▸ **WHAT THE EXERCISE ASKS**
Go through the records and show each line where the word "пунктов" occurs.

[Dataset items]
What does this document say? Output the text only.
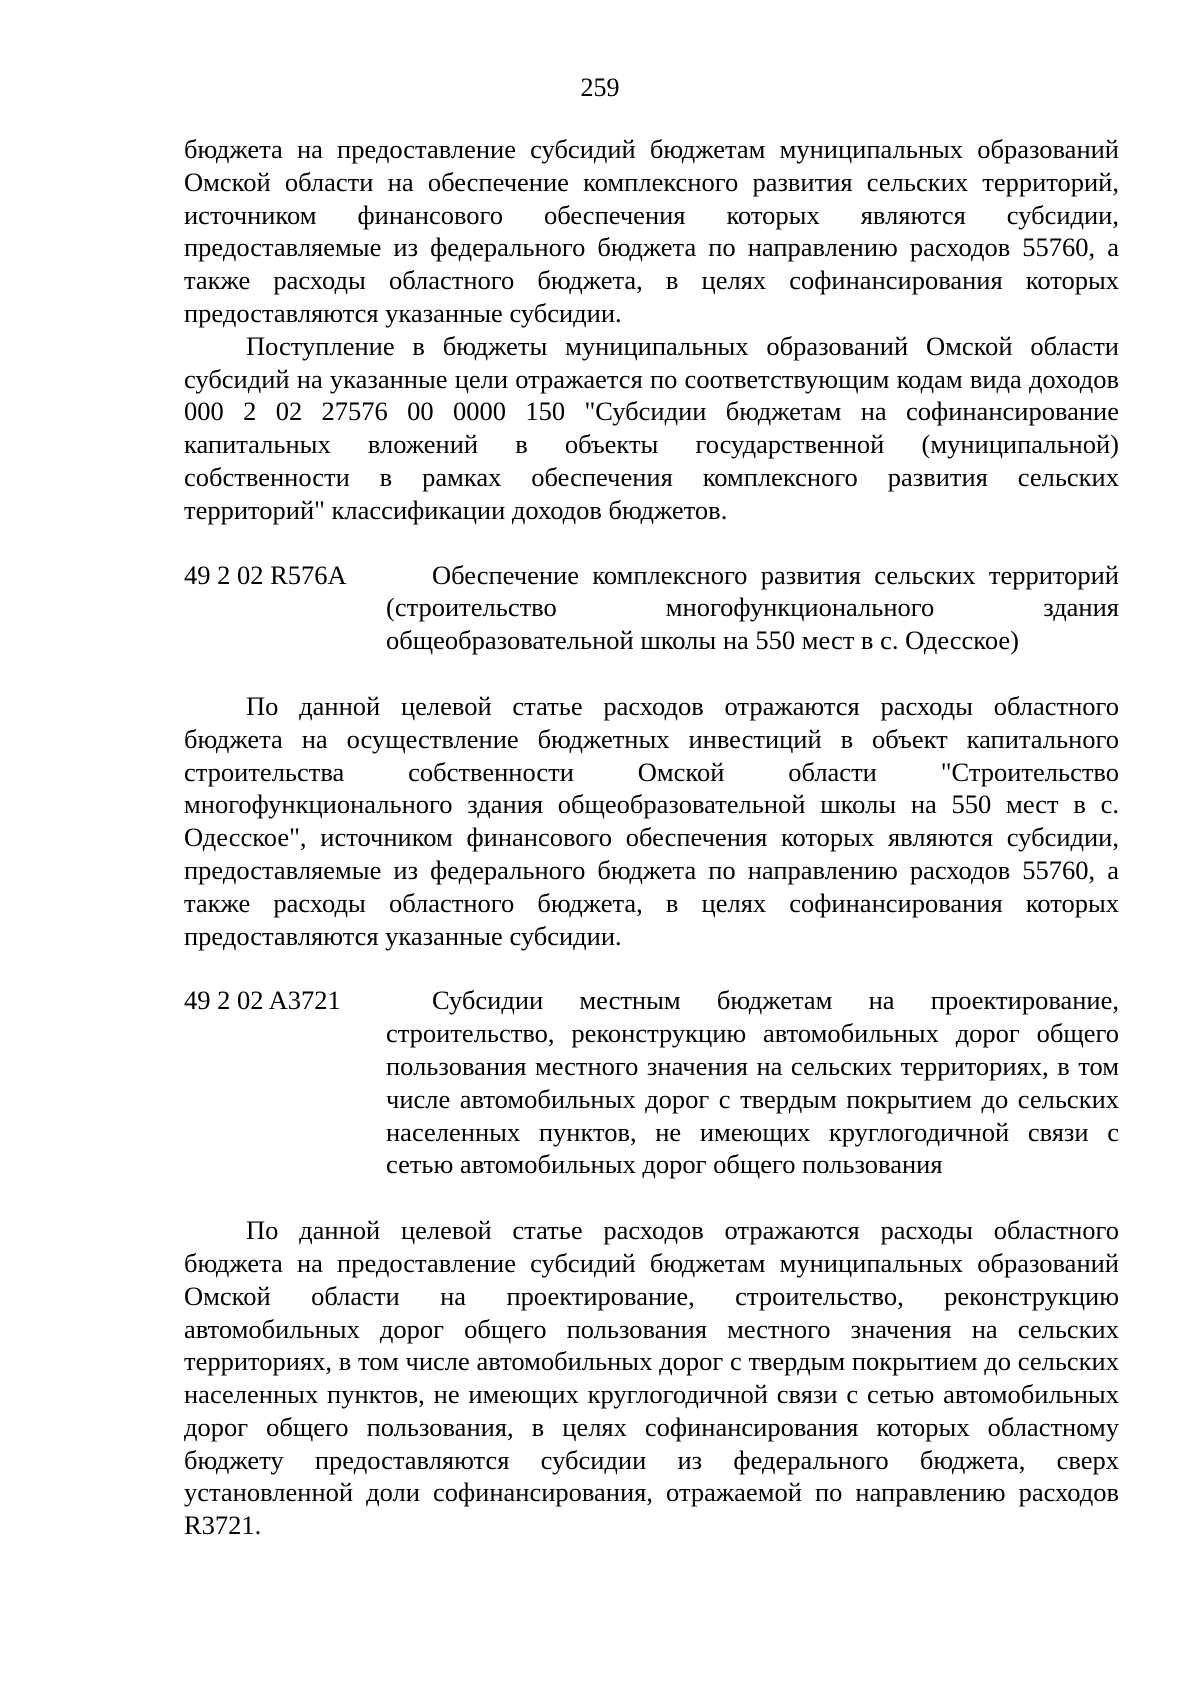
259

бюджета на предоставление субсидий бюджетам муниципальных образований Омской области на обеспечение комплексного развития сельских территорий, источником финансового обеспечения которых являются субсидии, предоставляемые из федерального бюджета по направлению расходов 55760, а также расходы областного бюджета, в целях софинансирования которых предоставляются указанные субсидии.

Поступление в бюджеты муниципальных образований Омской области субсидий на указанные цели отражается по соответствующим кодам вида доходов 000 2 02 27576 00 0000 150 "Субсидии бюджетам на софинансирование капитальных вложений в объекты государственной (муниципальной) собственности в рамках обеспечения комплексного развития сельских территорий" классификации доходов бюджетов.

49 2 02 R576A	Обеспечение комплексного развития сельских территорий (строительство многофункционального здания общеобразовательной школы на 550 мест в с. Одесское)

По данной целевой статье расходов отражаются расходы областного бюджета на осуществление бюджетных инвестиций в объект капитального строительства собственности Омской области "Строительство многофункционального здания общеобразовательной школы на 550 мест в с. Одесское", источником финансового обеспечения которых являются субсидии, предоставляемые из федерального бюджета по направлению расходов 55760, а также расходы областного бюджета, в целях софинансирования которых предоставляются указанные субсидии.

49 2 02 A3721	Субсидии местным бюджетам на проектирование, строительство, реконструкцию автомобильных дорог общего пользования местного значения на сельских территориях, в том числе автомобильных дорог с твердым покрытием до сельских населенных пунктов, не имеющих круглогодичной связи с сетью автомобильных дорог общего пользования

По данной целевой статье расходов отражаются расходы областного бюджета на предоставление субсидий бюджетам муниципальных образований Омской области на проектирование, строительство, реконструкцию автомобильных дорог общего пользования местного значения на сельских территориях, в том числе автомобильных дорог с твердым покрытием до сельских населенных пунктов, не имеющих круглогодичной связи с сетью автомобильных дорог общего пользования, в целях софинансирования которых областному бюджету предоставляются субсидии из федерального бюджета, сверх установленной доли софинансирования, отражаемой по направлению расходов R3721.
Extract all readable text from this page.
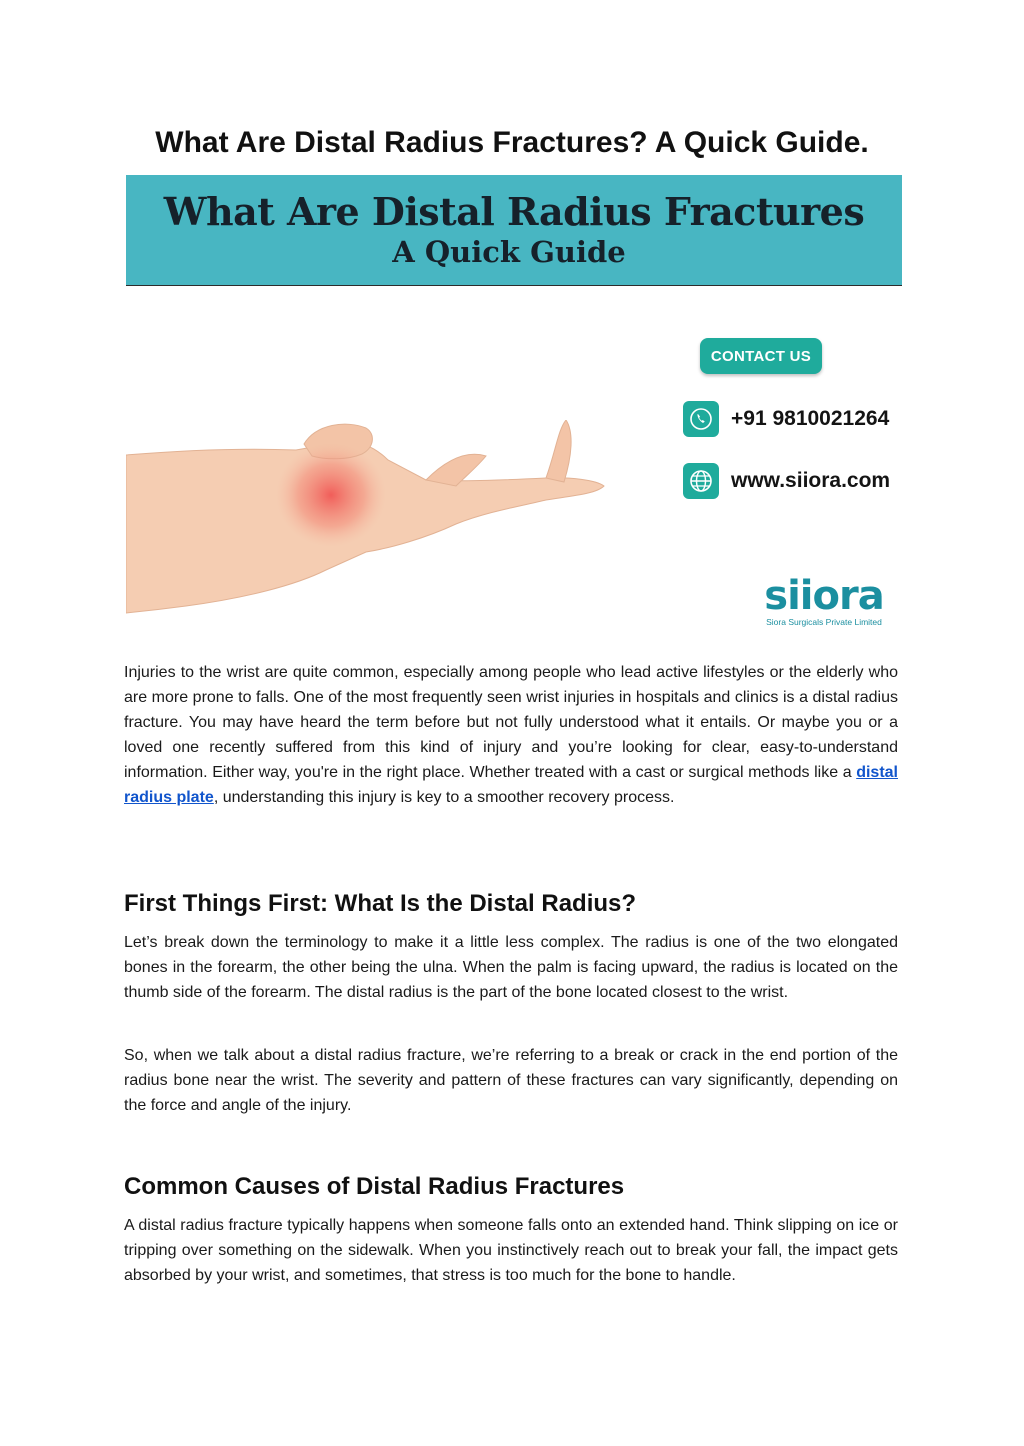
What Are Distal Radius Fractures? A Quick Guide.
What Are Distal Radius Fractures
A Quick Guide
CONTACT US
+91 9810021264
www.siiora.com
siiora
Siora Surgicals Private Limited

Injuries to the wrist are quite common, especially among people who lead active lifestyles or the elderly who are more prone to falls. One of the most frequently seen wrist injuries in hospitals and clinics is a distal radius fracture. You may have heard the term before but not fully understood what it entails. Or maybe you or a loved one recently suffered from this kind of injury and you’re looking for clear, easy-to-understand information. Either way, you're in the right place. Whether treated with a cast or surgical methods like a distal radius plate, understanding this injury is key to a smoother recovery process.

First Things First: What Is the Distal Radius?

Let’s break down the terminology to make it a little less complex. The radius is one of the two elongated bones in the forearm, the other being the ulna. When the palm is facing upward, the radius is located on the thumb side of the forearm. The distal radius is the part of the bone located closest to the wrist.

So, when we talk about a distal radius fracture, we’re referring to a break or crack in the end portion of the radius bone near the wrist. The severity and pattern of these fractures can vary significantly, depending on the force and angle of the injury.

Common Causes of Distal Radius Fractures

A distal radius fracture typically happens when someone falls onto an extended hand. Think slipping on ice or tripping over something on the sidewalk. When you instinctively reach out to break your fall, the impact gets absorbed by your wrist, and sometimes, that stress is too much for the bone to handle.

▸ **REPLY**
49 2 02 A3721	Субсидии местным бюджетам на проектирование, строительство, реконструкцию автомобильных дорог общего пользования местного значения на сельских территориях, в том числе автомобильных дорог с твердым покрытием до сельских населенных пунктов, не имеющих круглогодичной связи с сетью автомобильных дорог общего пользования
По данной целевой статье расходов отражаются расходы областного бюджета на предоставление субсидий бюджетам муниципальных образований Омской области на проектирование, строительство, реконструкцию автомобильных дорог общего пользования местного значения на сельских территориях, в том числе автомобильных дорог с твердым покрытием до сельских населенных пунктов, не имеющих круглогодичной связи с сетью автомобильных дорог общего пользования, в целях софинансирования которых областному бюджету предоставляются субсидии из федерального бюджета, сверх установленной доли софинансирования, отражаемой по направлению расходов R3721.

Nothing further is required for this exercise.